STORED ROWS:
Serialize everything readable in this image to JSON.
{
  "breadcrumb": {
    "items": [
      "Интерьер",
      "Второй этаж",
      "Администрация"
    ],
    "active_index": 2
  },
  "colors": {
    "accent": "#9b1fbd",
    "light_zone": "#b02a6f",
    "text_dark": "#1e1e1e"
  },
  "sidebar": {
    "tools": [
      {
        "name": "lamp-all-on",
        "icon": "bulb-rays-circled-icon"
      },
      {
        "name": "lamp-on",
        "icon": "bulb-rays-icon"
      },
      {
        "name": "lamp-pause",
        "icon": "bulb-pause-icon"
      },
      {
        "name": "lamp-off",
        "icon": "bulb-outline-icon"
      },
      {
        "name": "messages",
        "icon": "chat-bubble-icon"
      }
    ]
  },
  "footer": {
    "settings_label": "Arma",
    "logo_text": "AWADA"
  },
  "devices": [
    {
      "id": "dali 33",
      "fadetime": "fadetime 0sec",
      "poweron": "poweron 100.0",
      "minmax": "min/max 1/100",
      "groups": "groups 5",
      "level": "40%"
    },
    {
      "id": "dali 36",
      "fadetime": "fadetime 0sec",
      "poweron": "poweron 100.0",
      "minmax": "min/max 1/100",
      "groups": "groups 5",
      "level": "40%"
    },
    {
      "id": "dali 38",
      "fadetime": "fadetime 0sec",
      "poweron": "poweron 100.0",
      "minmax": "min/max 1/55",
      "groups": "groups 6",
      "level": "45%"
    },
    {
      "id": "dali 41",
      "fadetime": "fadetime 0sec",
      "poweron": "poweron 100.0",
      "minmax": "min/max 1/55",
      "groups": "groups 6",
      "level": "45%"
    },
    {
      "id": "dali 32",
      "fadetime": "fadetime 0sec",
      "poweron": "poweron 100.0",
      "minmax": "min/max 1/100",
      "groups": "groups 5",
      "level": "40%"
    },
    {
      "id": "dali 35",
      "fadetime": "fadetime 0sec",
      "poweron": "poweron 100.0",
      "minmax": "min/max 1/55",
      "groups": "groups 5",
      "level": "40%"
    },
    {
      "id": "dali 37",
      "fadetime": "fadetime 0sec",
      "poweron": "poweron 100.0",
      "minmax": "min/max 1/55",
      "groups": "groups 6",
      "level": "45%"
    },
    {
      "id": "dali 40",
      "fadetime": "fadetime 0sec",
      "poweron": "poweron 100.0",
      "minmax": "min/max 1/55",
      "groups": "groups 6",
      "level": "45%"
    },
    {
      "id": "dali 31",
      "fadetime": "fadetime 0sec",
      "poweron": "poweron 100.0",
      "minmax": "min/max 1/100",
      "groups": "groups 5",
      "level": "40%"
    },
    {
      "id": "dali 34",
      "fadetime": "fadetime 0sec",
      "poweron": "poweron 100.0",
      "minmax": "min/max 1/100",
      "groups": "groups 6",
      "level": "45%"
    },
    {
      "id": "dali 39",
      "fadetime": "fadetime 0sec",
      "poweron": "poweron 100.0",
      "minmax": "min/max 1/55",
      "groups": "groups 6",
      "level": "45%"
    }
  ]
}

EXERCISE OBJECTIVE: Exactly reproduce every line found in the records.

SOLUTION BELOW:
Serialize everything readable in this image to JSON.
{
  "breadcrumb": {
    "items": [
      "Интерьер",
      "Второй этаж",
      "Администрация"
    ],
    "active_index": 2
  },
  "colors": {
    "accent": "#9b1fbd",
    "light_zone": "#b02a6f",
    "text_dark": "#1e1e1e"
  },
  "sidebar": {
    "tools": [
      {
        "name": "lamp-all-on",
        "icon": "bulb-rays-circled-icon"
      },
      {
        "name": "lamp-on",
        "icon": "bulb-rays-icon"
      },
      {
        "name": "lamp-pause",
        "icon": "bulb-pause-icon"
      },
      {
        "name": "lamp-off",
        "icon": "bulb-outline-icon"
      },
      {
        "name": "messages",
        "icon": "chat-bubble-icon"
      }
    ]
  },
  "footer": {
    "settings_label": "Arma",
    "logo_text": "AWADA"
  },
  "devices": [
    {
      "id": "dali 33",
      "fadetime": "fadetime 0sec",
      "poweron": "poweron 100.0",
      "minmax": "min/max 1/100",
      "groups": "groups 5",
      "level": "40%"
    },
    {
      "id": "dali 36",
      "fadetime": "fadetime 0sec",
      "poweron": "poweron 100.0",
      "minmax": "min/max 1/100",
      "groups": "groups 5",
      "level": "40%"
    },
    {
      "id": "dali 38",
      "fadetime": "fadetime 0sec",
      "poweron": "poweron 100.0",
      "minmax": "min/max 1/55",
      "groups": "groups 6",
      "level": "45%"
    },
    {
      "id": "dali 41",
      "fadetime": "fadetime 0sec",
      "poweron": "poweron 100.0",
      "minmax": "min/max 1/55",
      "groups": "groups 6",
      "level": "45%"
    },
    {
      "id": "dali 32",
      "fadetime": "fadetime 0sec",
      "poweron": "poweron 100.0",
      "minmax": "min/max 1/100",
      "groups": "groups 5",
      "level": "40%"
    },
    {
      "id": "dali 35",
      "fadetime": "fadetime 0sec",
      "poweron": "poweron 100.0",
      "minmax": "min/max 1/55",
      "groups": "groups 5",
      "level": "40%"
    },
    {
      "id": "dali 37",
      "fadetime": "fadetime 0sec",
      "poweron": "poweron 100.0",
      "minmax": "min/max 1/55",
      "groups": "groups 6",
      "level": "45%"
    },
    {
      "id": "dali 40",
      "fadetime": "fadetime 0sec",
      "poweron": "poweron 100.0",
      "minmax": "min/max 1/55",
      "groups": "groups 6",
      "level": "45%"
    },
    {
      "id": "dali 31",
      "fadetime": "fadetime 0sec",
      "poweron": "poweron 100.0",
      "minmax": "min/max 1/100",
      "groups": "groups 5",
      "level": "40%"
    },
    {
      "id": "dali 34",
      "fadetime": "fadetime 0sec",
      "poweron": "poweron 100.0",
      "minmax": "min/max 1/100",
      "groups": "groups 6",
      "level": "45%"
    },
    {
      "id": "dali 39",
      "fadetime": "fadetime 0sec",
      "poweron": "poweron 100.0",
      "minmax": "min/max 1/55",
      "groups": "groups 6",
      "level": "45%"
    }
  ]
}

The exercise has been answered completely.